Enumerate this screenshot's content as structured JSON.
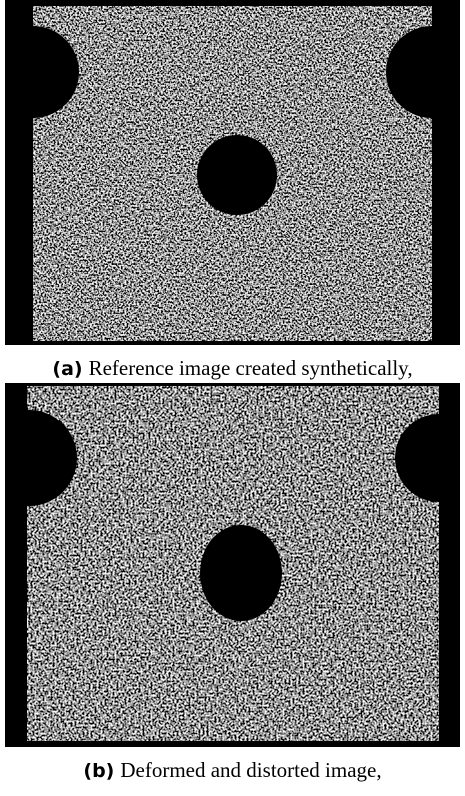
{
  "figures": [
    {
      "label": "(a)",
      "caption": "Reference image created synthetically,"
    },
    {
      "label": "(b)",
      "caption": "Deformed and distorted image,"
    }
  ]
}
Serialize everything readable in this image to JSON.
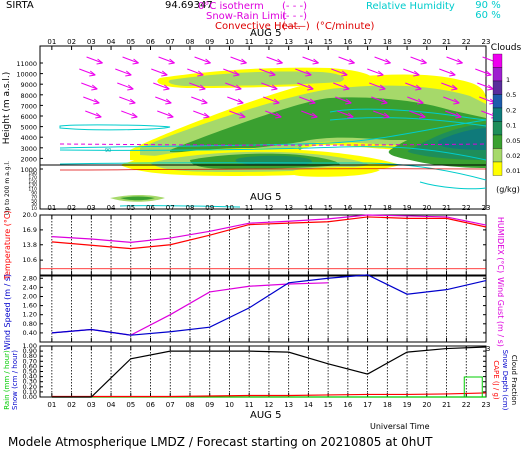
{
  "header": {
    "station": "SIRTA",
    "coords": "94.69347",
    "legend": [
      {
        "label": "0°C isotherm",
        "sample": "(- - -)",
        "color": "#dd00dd"
      },
      {
        "label": "Snow-Rain Limit",
        "sample": "(- - -)",
        "color": "#dd00dd"
      },
      {
        "label": "Convective Heat.",
        "sample": "(——)",
        "unit": "(°C/minute)",
        "color": "#dd0000"
      }
    ],
    "rh": {
      "label": "Relative Humidity",
      "v1": "90 %",
      "v2": "60 %",
      "color": "#00cccc"
    }
  },
  "footer": {
    "title": "Modele Atmospherique LMDZ / Forecast starting on 20210805 at 0hUT",
    "universal_time": "Universal Time"
  },
  "colors": {
    "cloud_levels": [
      "#ffff00",
      "#a6d96a",
      "#3aa030",
      "#1e8e5a",
      "#0f7a7a",
      "#1e5cab",
      "#5a2d9c",
      "#9e1ecf",
      "#ee00ee"
    ],
    "temperature": "#ff0000",
    "humidex": "#dd00dd",
    "wind_speed": "#0000cc",
    "wind_gust": "#dd00dd",
    "rain": "#00cc00",
    "snow": "#0000cc",
    "cloud_fraction": "#000000",
    "cape": "#ff0000"
  },
  "chart_data": [
    {
      "type": "heatmap",
      "name": "clouds",
      "date_label": "AUG 5",
      "hours": [
        "01",
        "02",
        "03",
        "04",
        "05",
        "06",
        "07",
        "08",
        "09",
        "10",
        "11",
        "12",
        "13",
        "14",
        "15",
        "16",
        "17",
        "18",
        "19",
        "20",
        "21",
        "22",
        "23"
      ],
      "yticks_upper": [
        "11000",
        "10000",
        "9000",
        "8000",
        "7000",
        "6000",
        "5000",
        "4000",
        "3000",
        "2000",
        "1000"
      ],
      "yticks_lower": [
        "190",
        "180",
        "170",
        "160",
        "150",
        "140",
        "130",
        "120",
        "110",
        "100",
        "90",
        "80",
        "70",
        "60",
        "50",
        "40",
        "30",
        "20",
        "10"
      ],
      "ylabel_upper": "Height (m a.s.l.)",
      "ylabel_lower": "Up to 200 m a.g.l.",
      "colorbar_title": "Clouds",
      "colorbar_ticks": [
        "1",
        "0.5",
        "0.2",
        "0.1",
        "0.05",
        "0.02",
        "0.01"
      ],
      "colorbar_unit": "(g/kg)",
      "annotations": [
        "90",
        "0"
      ]
    },
    {
      "type": "line",
      "name": "temperature",
      "date_label": "AUG 5",
      "x": [
        1,
        3,
        5,
        7,
        9,
        11,
        13,
        15,
        17,
        19,
        21,
        23
      ],
      "series": [
        {
          "name": "Temperature",
          "values": [
            14.4,
            13.7,
            13.0,
            13.8,
            15.8,
            18.0,
            18.3,
            18.6,
            19.6,
            19.3,
            19.3,
            17.5
          ]
        },
        {
          "name": "HUMIDEX",
          "values": [
            15.5,
            15.0,
            14.3,
            15.2,
            16.6,
            18.3,
            18.7,
            19.2,
            20.0,
            19.8,
            19.6,
            17.9
          ]
        }
      ],
      "ylim": [
        7.5,
        20.0
      ],
      "yticks": [
        "20.0",
        "16.9",
        "13.8",
        "10.6"
      ],
      "ylabel_left": "Temperature (°C)",
      "ylabel_right": "HUMIDEX (°C)"
    },
    {
      "type": "line",
      "name": "wind",
      "date_label": "AUG 5",
      "x": [
        1,
        3,
        5,
        7,
        9,
        11,
        13,
        15,
        17,
        19,
        21,
        23
      ],
      "series": [
        {
          "name": "Wind Speed",
          "values": [
            0.4,
            0.55,
            0.3,
            0.45,
            0.65,
            1.5,
            2.6,
            2.8,
            2.95,
            2.1,
            2.3,
            2.7
          ]
        },
        {
          "name": "Wind Gust",
          "values": [
            0.4,
            0.55,
            0.3,
            1.2,
            2.2,
            2.45,
            2.55,
            2.6,
            null,
            null,
            null,
            null
          ]
        }
      ],
      "ylim": [
        0.0,
        2.9
      ],
      "yticks": [
        "2.80",
        "2.40",
        "2.00",
        "1.60",
        "1.20",
        "0.80",
        "0.40"
      ],
      "ylabel_left": "Wind Speed (m / s)",
      "ylabel_right": "Wind Gust (m / s)"
    },
    {
      "type": "line",
      "name": "precipitation",
      "date_label": "AUG 5",
      "x": [
        1,
        3,
        5,
        7,
        9,
        11,
        13,
        15,
        17,
        19,
        21,
        23
      ],
      "series": [
        {
          "name": "Cloud Fraction",
          "values": [
            0.0,
            0.0,
            0.75,
            0.9,
            0.9,
            0.9,
            0.88,
            0.65,
            0.45,
            0.88,
            0.95,
            0.98
          ]
        },
        {
          "name": "CAPE",
          "values": [
            0.01,
            0.01,
            0.01,
            0.01,
            0.02,
            0.03,
            0.03,
            0.04,
            0.05,
            0.05,
            0.06,
            0.08
          ]
        },
        {
          "name": "Rain",
          "values": [
            0,
            0,
            0,
            0,
            0,
            0,
            0,
            0,
            0,
            0,
            0,
            0
          ]
        }
      ],
      "ylim": [
        0.0,
        1.0
      ],
      "yticks": [
        "1.00",
        "0.90",
        "0.80",
        "0.70",
        "0.60",
        "0.50",
        "0.40",
        "0.30",
        "0.20",
        "0.10",
        "0.00"
      ],
      "ylabel_left_1": "Rain (mm / hour)",
      "ylabel_left_2": "Snow (cm / hour)",
      "ylabel_right_1": "CAPE (J / g)",
      "ylabel_right_2": "Snow Depth (cm)",
      "ylabel_right_3": "Cloud Fraction"
    }
  ]
}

-=-=-

(Instruction)
Restate each line of the records exactly; pictures do not belong in the copy.

(Worked answer)
Enumerate this screenshot's content as structured JSON.
{
  "figures": [
    {
      "label": "(a)",
      "caption": "Reference image created synthetically,"
    },
    {
      "label": "(b)",
      "caption": "Deformed and distorted image,"
    }
  ]
}
Serialize everything readable in this image to JSON.
{
  "header": {
    "station": "SIRTA",
    "coords": "94.69347",
    "legend": [
      {
        "label": "0°C isotherm",
        "sample": "(- - -)",
        "color": "#dd00dd"
      },
      {
        "label": "Snow-Rain Limit",
        "sample": "(- - -)",
        "color": "#dd00dd"
      },
      {
        "label": "Convective Heat.",
        "sample": "(——)",
        "unit": "(°C/minute)",
        "color": "#dd0000"
      }
    ],
    "rh": {
      "label": "Relative Humidity",
      "v1": "90 %",
      "v2": "60 %",
      "color": "#00cccc"
    }
  },
  "footer": {
    "title": "Modele Atmospherique LMDZ / Forecast starting on 20210805 at 0hUT",
    "universal_time": "Universal Time"
  },
  "colors": {
    "cloud_levels": [
      "#ffff00",
      "#a6d96a",
      "#3aa030",
      "#1e8e5a",
      "#0f7a7a",
      "#1e5cab",
      "#5a2d9c",
      "#9e1ecf",
      "#ee00ee"
    ],
    "temperature": "#ff0000",
    "humidex": "#dd00dd",
    "wind_speed": "#0000cc",
    "wind_gust": "#dd00dd",
    "rain": "#00cc00",
    "snow": "#0000cc",
    "cloud_fraction": "#000000",
    "cape": "#ff0000"
  },
  "chart_data": [
    {
      "type": "heatmap",
      "name": "clouds",
      "date_label": "AUG 5",
      "hours": [
        "01",
        "02",
        "03",
        "04",
        "05",
        "06",
        "07",
        "08",
        "09",
        "10",
        "11",
        "12",
        "13",
        "14",
        "15",
        "16",
        "17",
        "18",
        "19",
        "20",
        "21",
        "22",
        "23"
      ],
      "yticks_upper": [
        "11000",
        "10000",
        "9000",
        "8000",
        "7000",
        "6000",
        "5000",
        "4000",
        "3000",
        "2000",
        "1000"
      ],
      "yticks_lower": [
        "190",
        "180",
        "170",
        "160",
        "150",
        "140",
        "130",
        "120",
        "110",
        "100",
        "90",
        "80",
        "70",
        "60",
        "50",
        "40",
        "30",
        "20",
        "10"
      ],
      "ylabel_upper": "Height (m a.s.l.)",
      "ylabel_lower": "Up to 200 m a.g.l.",
      "colorbar_title": "Clouds",
      "colorbar_ticks": [
        "1",
        "0.5",
        "0.2",
        "0.1",
        "0.05",
        "0.02",
        "0.01"
      ],
      "colorbar_unit": "(g/kg)",
      "annotations": [
        "90",
        "0"
      ]
    },
    {
      "type": "line",
      "name": "temperature",
      "date_label": "AUG 5",
      "x": [
        1,
        3,
        5,
        7,
        9,
        11,
        13,
        15,
        17,
        19,
        21,
        23
      ],
      "series": [
        {
          "name": "Temperature",
          "values": [
            14.4,
            13.7,
            13.0,
            13.8,
            15.8,
            18.0,
            18.3,
            18.6,
            19.6,
            19.3,
            19.3,
            17.5
          ]
        },
        {
          "name": "HUMIDEX",
          "values": [
            15.5,
            15.0,
            14.3,
            15.2,
            16.6,
            18.3,
            18.7,
            19.2,
            20.0,
            19.8,
            19.6,
            17.9
          ]
        }
      ],
      "ylim": [
        7.5,
        20.0
      ],
      "yticks": [
        "20.0",
        "16.9",
        "13.8",
        "10.6"
      ],
      "ylabel_left": "Temperature (°C)",
      "ylabel_right": "HUMIDEX (°C)"
    },
    {
      "type": "line",
      "name": "wind",
      "date_label": "AUG 5",
      "x": [
        1,
        3,
        5,
        7,
        9,
        11,
        13,
        15,
        17,
        19,
        21,
        23
      ],
      "series": [
        {
          "name": "Wind Speed",
          "values": [
            0.4,
            0.55,
            0.3,
            0.45,
            0.65,
            1.5,
            2.6,
            2.8,
            2.95,
            2.1,
            2.3,
            2.7
          ]
        },
        {
          "name": "Wind Gust",
          "values": [
            0.4,
            0.55,
            0.3,
            1.2,
            2.2,
            2.45,
            2.55,
            2.6,
            null,
            null,
            null,
            null
          ]
        }
      ],
      "ylim": [
        0.0,
        2.9
      ],
      "yticks": [
        "2.80",
        "2.40",
        "2.00",
        "1.60",
        "1.20",
        "0.80",
        "0.40"
      ],
      "ylabel_left": "Wind Speed (m / s)",
      "ylabel_right": "Wind Gust (m / s)"
    },
    {
      "type": "line",
      "name": "precipitation",
      "date_label": "AUG 5",
      "x": [
        1,
        3,
        5,
        7,
        9,
        11,
        13,
        15,
        17,
        19,
        21,
        23
      ],
      "series": [
        {
          "name": "Cloud Fraction",
          "values": [
            0.0,
            0.0,
            0.75,
            0.9,
            0.9,
            0.9,
            0.88,
            0.65,
            0.45,
            0.88,
            0.95,
            0.98
          ]
        },
        {
          "name": "CAPE",
          "values": [
            0.01,
            0.01,
            0.01,
            0.01,
            0.02,
            0.03,
            0.03,
            0.04,
            0.05,
            0.05,
            0.06,
            0.08
          ]
        },
        {
          "name": "Rain",
          "values": [
            0,
            0,
            0,
            0,
            0,
            0,
            0,
            0,
            0,
            0,
            0,
            0
          ]
        }
      ],
      "ylim": [
        0.0,
        1.0
      ],
      "yticks": [
        "1.00",
        "0.90",
        "0.80",
        "0.70",
        "0.60",
        "0.50",
        "0.40",
        "0.30",
        "0.20",
        "0.10",
        "0.00"
      ],
      "ylabel_left_1": "Rain (mm / hour)",
      "ylabel_left_2": "Snow (cm / hour)",
      "ylabel_right_1": "CAPE (J / g)",
      "ylabel_right_2": "Snow Depth (cm)",
      "ylabel_right_3": "Cloud Fraction"
    }
  ]
}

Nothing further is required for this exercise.